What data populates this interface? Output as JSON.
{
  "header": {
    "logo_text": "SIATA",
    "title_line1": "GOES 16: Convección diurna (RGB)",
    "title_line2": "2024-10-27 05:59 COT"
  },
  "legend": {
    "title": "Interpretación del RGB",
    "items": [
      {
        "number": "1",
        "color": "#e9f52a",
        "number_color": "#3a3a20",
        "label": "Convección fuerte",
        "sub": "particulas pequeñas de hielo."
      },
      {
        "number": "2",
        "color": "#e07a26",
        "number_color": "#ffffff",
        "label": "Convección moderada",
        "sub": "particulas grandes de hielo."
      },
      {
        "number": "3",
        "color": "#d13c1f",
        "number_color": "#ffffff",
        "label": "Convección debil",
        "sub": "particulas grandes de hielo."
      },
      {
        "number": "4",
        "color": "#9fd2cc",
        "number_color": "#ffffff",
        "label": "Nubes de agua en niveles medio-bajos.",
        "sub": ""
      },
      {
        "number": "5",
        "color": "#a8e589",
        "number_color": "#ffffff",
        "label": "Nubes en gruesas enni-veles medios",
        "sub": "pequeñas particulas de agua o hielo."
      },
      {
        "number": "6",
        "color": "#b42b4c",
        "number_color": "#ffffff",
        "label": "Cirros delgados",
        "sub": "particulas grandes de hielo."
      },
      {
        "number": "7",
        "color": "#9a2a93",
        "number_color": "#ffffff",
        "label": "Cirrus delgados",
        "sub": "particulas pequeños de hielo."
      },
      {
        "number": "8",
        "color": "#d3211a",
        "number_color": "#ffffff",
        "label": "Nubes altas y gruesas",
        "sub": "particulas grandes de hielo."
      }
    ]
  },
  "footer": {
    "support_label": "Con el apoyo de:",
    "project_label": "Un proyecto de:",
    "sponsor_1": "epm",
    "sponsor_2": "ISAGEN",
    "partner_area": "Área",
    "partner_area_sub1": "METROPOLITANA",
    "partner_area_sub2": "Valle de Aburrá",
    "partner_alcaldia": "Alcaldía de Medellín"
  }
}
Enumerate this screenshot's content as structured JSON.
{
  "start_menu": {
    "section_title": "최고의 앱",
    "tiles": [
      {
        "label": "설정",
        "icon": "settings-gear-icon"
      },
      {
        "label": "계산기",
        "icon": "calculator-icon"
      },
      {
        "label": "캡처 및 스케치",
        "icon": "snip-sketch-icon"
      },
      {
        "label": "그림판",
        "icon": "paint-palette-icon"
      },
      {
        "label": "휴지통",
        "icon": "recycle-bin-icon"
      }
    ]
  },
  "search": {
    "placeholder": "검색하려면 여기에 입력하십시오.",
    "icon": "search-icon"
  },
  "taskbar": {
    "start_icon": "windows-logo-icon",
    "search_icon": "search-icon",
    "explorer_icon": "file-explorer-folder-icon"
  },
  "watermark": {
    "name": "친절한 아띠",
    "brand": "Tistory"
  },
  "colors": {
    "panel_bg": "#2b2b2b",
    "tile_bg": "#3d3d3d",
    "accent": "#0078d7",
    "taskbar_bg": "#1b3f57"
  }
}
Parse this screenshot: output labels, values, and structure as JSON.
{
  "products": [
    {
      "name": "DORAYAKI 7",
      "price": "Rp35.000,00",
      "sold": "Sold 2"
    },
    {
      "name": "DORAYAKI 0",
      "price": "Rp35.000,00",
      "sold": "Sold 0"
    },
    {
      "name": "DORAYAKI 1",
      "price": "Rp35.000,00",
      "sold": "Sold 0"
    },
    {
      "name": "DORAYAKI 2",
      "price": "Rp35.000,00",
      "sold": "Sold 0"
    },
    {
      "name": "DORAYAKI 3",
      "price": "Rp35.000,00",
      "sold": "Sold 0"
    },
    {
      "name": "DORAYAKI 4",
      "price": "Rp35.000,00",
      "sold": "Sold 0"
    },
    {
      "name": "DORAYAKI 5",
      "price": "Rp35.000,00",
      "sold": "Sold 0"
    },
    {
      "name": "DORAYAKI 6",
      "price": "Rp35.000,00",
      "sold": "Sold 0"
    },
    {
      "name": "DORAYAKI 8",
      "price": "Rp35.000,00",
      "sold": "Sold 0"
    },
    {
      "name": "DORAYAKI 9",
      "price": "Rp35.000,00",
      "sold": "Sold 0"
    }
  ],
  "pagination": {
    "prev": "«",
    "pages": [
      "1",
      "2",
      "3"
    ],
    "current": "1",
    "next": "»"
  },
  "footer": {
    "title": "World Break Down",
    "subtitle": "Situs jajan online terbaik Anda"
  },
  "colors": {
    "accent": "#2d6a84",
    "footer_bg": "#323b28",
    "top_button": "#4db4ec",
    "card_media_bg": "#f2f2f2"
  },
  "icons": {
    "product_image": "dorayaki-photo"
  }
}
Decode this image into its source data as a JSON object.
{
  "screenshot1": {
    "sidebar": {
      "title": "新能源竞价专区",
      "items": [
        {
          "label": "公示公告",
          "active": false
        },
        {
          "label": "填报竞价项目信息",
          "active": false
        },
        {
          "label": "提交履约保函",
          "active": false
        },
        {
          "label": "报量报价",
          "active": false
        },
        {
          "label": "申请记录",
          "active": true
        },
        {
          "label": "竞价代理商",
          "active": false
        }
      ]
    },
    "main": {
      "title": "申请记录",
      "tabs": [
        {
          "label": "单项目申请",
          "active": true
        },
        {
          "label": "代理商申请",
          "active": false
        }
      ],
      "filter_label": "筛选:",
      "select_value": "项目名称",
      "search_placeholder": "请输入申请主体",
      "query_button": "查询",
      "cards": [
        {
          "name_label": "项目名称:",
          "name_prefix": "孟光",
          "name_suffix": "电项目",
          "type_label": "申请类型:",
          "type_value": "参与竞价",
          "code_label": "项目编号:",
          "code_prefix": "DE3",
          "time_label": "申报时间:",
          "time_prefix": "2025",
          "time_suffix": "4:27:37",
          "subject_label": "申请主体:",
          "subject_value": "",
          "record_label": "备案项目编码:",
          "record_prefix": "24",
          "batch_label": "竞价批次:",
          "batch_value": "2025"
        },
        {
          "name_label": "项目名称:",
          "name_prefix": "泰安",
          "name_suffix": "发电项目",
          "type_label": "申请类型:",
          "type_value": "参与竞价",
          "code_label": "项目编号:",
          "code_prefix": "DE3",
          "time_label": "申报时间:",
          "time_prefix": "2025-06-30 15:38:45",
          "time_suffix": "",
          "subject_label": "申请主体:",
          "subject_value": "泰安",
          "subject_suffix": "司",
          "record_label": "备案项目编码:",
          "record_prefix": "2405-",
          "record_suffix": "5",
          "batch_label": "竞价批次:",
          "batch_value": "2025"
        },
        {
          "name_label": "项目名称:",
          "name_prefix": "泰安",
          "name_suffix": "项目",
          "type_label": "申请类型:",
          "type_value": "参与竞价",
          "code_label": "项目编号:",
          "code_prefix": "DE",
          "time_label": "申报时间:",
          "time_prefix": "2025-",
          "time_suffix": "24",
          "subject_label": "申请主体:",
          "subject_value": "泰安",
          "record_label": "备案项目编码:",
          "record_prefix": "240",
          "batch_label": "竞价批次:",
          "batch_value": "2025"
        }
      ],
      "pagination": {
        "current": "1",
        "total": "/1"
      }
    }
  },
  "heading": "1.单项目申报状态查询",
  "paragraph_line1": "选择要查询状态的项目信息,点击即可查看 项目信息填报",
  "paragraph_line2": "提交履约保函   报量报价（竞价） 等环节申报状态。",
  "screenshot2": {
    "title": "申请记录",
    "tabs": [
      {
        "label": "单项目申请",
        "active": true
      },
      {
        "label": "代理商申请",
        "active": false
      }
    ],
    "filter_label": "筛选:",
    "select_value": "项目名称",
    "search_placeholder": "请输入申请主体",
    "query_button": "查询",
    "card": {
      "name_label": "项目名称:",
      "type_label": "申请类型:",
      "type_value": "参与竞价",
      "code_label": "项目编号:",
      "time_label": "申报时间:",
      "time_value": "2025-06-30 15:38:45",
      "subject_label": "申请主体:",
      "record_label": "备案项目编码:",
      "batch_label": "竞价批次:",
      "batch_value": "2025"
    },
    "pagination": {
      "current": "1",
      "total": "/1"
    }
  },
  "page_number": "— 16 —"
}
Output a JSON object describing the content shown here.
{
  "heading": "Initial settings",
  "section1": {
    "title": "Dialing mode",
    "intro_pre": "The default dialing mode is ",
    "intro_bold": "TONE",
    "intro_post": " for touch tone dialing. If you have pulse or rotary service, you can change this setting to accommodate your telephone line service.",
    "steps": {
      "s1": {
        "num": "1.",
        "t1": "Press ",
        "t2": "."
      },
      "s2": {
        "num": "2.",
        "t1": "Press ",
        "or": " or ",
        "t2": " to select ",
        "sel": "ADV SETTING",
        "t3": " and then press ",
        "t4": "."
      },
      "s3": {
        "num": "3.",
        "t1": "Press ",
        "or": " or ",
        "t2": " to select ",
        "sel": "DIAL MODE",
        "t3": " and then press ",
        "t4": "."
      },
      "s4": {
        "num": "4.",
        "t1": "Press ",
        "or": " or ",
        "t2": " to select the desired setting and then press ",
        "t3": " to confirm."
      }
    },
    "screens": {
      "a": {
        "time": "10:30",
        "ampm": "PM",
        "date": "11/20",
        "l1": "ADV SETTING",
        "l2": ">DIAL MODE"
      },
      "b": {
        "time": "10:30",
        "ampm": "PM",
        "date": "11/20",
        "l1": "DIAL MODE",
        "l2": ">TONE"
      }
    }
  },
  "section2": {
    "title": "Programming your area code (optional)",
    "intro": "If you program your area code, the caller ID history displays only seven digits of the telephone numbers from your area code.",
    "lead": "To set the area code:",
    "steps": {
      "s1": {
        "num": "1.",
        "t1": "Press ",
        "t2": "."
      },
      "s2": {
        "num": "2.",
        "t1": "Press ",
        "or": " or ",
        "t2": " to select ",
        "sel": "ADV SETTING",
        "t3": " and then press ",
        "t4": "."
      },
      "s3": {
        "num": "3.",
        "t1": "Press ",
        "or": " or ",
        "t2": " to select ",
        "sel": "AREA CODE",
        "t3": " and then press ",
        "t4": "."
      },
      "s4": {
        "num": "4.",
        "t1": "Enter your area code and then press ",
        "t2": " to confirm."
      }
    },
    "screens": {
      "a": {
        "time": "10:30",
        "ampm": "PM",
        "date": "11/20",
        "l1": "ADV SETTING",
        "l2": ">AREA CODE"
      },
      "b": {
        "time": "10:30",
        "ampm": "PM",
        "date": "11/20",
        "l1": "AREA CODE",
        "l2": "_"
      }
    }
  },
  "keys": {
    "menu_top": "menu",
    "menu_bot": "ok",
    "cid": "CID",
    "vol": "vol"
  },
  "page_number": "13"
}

YOUR GOAL
Find every line that holds "pequeñas" and copy it.

FULL ANSWER
        "sub": "particulas pequeñas de hielo."
        "sub": "pequeñas particulas de agua o hielo."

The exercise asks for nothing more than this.